**Exercise directions**
Bring together all lines of the material below that contain the string "frac".

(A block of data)
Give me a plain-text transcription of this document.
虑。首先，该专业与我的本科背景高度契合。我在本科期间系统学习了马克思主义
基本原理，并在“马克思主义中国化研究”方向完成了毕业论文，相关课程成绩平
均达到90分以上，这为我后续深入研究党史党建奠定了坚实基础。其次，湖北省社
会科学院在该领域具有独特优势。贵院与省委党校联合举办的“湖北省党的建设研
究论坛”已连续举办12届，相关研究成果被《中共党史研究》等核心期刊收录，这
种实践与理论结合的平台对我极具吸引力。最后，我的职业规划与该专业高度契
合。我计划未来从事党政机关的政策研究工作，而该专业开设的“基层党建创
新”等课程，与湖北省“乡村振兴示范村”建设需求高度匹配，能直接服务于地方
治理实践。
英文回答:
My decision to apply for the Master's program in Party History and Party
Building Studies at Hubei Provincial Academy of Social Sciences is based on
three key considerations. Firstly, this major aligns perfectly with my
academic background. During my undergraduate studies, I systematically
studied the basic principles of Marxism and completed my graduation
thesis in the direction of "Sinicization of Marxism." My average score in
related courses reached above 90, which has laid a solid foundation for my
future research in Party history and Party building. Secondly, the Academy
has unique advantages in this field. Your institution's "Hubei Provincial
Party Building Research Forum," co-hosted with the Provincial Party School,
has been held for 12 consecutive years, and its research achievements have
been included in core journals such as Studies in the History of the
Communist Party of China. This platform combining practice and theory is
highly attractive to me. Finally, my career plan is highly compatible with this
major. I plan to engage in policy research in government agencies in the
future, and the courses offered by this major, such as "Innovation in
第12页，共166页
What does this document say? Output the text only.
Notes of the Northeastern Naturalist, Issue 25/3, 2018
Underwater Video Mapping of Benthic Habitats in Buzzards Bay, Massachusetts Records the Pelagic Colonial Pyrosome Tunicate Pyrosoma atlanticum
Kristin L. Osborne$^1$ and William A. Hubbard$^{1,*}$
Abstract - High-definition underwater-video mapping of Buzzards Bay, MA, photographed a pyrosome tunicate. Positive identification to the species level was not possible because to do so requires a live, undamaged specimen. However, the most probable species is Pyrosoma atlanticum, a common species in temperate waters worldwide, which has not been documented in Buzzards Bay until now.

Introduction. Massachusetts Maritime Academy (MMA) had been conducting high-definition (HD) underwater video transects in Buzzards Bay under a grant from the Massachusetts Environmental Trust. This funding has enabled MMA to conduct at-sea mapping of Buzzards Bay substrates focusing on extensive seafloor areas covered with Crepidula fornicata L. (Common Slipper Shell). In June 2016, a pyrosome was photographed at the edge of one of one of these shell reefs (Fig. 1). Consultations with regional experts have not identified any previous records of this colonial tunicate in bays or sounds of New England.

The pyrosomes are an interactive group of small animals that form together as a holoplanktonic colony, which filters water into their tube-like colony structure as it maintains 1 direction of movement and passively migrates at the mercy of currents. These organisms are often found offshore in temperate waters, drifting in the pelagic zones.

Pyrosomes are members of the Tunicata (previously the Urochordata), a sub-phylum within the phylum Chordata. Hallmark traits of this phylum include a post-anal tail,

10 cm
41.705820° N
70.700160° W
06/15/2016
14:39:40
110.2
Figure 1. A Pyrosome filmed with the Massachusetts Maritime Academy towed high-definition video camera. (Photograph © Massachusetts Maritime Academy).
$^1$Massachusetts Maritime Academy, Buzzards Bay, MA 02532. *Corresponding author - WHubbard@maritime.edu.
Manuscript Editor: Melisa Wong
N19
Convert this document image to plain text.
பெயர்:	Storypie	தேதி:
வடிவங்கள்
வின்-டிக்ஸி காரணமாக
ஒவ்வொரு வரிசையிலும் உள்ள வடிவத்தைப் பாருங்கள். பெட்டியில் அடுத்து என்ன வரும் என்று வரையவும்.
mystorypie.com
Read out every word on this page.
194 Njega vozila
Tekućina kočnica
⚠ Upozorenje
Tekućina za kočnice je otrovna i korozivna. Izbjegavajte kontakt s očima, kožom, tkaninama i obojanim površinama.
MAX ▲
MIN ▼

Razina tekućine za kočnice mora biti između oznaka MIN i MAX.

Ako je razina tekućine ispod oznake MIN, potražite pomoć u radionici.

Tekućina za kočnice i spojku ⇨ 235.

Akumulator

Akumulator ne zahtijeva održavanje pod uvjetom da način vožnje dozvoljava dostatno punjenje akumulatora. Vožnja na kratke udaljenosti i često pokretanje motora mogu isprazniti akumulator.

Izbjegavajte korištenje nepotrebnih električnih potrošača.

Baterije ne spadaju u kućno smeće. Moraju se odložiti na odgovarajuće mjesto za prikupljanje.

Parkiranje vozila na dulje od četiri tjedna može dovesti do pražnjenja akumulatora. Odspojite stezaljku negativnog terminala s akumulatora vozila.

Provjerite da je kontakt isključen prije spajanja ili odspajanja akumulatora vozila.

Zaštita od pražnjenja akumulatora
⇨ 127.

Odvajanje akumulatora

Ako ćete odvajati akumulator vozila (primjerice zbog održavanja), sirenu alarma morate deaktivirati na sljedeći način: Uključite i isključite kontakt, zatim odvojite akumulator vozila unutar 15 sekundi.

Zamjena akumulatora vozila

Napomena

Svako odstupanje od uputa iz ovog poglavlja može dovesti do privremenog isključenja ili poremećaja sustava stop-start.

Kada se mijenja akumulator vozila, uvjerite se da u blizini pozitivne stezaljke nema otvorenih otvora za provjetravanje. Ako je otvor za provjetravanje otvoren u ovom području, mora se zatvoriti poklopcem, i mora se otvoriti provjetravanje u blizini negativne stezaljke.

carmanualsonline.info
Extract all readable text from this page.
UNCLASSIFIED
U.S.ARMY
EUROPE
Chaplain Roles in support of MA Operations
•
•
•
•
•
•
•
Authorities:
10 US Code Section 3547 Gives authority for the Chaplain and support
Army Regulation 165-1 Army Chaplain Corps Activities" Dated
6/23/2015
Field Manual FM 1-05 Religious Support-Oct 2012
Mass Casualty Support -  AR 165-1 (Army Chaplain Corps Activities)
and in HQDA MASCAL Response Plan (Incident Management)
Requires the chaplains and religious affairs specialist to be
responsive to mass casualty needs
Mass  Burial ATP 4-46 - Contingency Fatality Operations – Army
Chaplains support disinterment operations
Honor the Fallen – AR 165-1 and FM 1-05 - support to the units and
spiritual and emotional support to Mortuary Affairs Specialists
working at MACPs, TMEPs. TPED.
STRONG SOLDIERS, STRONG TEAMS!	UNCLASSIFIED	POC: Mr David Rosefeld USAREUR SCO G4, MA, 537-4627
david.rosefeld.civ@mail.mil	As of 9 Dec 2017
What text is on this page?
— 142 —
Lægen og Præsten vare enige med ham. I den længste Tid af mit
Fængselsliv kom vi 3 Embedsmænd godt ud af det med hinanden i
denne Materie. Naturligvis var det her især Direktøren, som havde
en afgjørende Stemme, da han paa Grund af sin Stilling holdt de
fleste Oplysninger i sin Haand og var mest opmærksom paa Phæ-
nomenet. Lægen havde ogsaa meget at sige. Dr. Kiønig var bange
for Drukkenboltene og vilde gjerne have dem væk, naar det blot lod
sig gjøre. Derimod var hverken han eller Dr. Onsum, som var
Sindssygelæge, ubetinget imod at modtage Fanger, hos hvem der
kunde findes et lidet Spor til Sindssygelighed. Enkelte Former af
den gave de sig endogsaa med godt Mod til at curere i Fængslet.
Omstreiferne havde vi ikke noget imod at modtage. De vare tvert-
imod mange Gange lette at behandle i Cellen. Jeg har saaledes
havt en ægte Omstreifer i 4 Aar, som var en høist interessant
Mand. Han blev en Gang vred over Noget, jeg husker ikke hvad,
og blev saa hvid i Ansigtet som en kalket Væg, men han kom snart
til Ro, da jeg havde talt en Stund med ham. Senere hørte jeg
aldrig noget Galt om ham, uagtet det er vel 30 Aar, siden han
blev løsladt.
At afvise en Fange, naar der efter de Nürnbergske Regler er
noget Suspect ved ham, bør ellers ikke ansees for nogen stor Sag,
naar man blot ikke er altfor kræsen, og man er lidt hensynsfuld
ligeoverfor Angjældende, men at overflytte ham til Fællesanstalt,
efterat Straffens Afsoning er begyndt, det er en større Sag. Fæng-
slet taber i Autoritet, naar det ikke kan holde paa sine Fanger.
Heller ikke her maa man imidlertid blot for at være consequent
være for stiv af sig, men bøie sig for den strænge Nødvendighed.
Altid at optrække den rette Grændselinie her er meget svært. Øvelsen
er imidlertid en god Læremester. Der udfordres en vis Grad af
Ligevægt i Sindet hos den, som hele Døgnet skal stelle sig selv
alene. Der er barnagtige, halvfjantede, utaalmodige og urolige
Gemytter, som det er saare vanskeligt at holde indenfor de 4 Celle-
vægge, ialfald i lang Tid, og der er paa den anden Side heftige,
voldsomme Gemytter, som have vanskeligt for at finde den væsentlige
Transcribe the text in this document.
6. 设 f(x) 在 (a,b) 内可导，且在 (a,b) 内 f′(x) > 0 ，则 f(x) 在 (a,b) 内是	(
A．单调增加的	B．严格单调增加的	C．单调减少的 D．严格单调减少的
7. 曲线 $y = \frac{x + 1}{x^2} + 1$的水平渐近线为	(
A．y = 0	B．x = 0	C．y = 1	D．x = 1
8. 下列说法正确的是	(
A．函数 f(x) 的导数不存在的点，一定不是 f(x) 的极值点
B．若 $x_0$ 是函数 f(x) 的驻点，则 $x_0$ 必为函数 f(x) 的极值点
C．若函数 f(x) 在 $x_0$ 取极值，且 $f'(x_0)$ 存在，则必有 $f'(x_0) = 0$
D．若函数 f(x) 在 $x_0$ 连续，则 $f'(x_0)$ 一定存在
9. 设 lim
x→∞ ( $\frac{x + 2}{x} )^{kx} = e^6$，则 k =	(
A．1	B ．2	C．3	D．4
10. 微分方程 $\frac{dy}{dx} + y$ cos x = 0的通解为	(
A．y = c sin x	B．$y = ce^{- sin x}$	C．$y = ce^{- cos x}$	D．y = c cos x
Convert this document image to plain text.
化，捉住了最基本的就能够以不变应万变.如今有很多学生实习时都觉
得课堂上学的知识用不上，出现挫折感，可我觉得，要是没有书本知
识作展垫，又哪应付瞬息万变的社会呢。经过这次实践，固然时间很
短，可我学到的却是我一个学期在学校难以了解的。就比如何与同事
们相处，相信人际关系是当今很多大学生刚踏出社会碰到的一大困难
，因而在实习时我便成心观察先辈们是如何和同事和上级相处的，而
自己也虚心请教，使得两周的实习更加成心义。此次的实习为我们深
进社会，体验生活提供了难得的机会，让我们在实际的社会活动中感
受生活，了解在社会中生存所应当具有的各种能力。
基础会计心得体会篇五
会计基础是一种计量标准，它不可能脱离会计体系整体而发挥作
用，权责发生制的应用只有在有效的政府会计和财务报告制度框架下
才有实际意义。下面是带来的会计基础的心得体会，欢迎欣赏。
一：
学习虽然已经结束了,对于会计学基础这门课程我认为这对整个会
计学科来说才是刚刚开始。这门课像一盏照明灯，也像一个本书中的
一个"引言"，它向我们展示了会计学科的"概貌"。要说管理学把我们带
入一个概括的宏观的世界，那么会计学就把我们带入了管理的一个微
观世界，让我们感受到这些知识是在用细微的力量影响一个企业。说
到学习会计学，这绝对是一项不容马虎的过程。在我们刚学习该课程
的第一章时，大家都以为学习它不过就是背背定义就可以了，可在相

**Result**
7. 曲线 $y = \frac{x + 1}{x^2} + 1$的水平渐近线为	(
x→∞ ( $\frac{x + 2}{x} )^{kx} = e^6$，则 k =	(
10. 微分方程 $\frac{dy}{dx} + y$ cos x = 0的通解为	(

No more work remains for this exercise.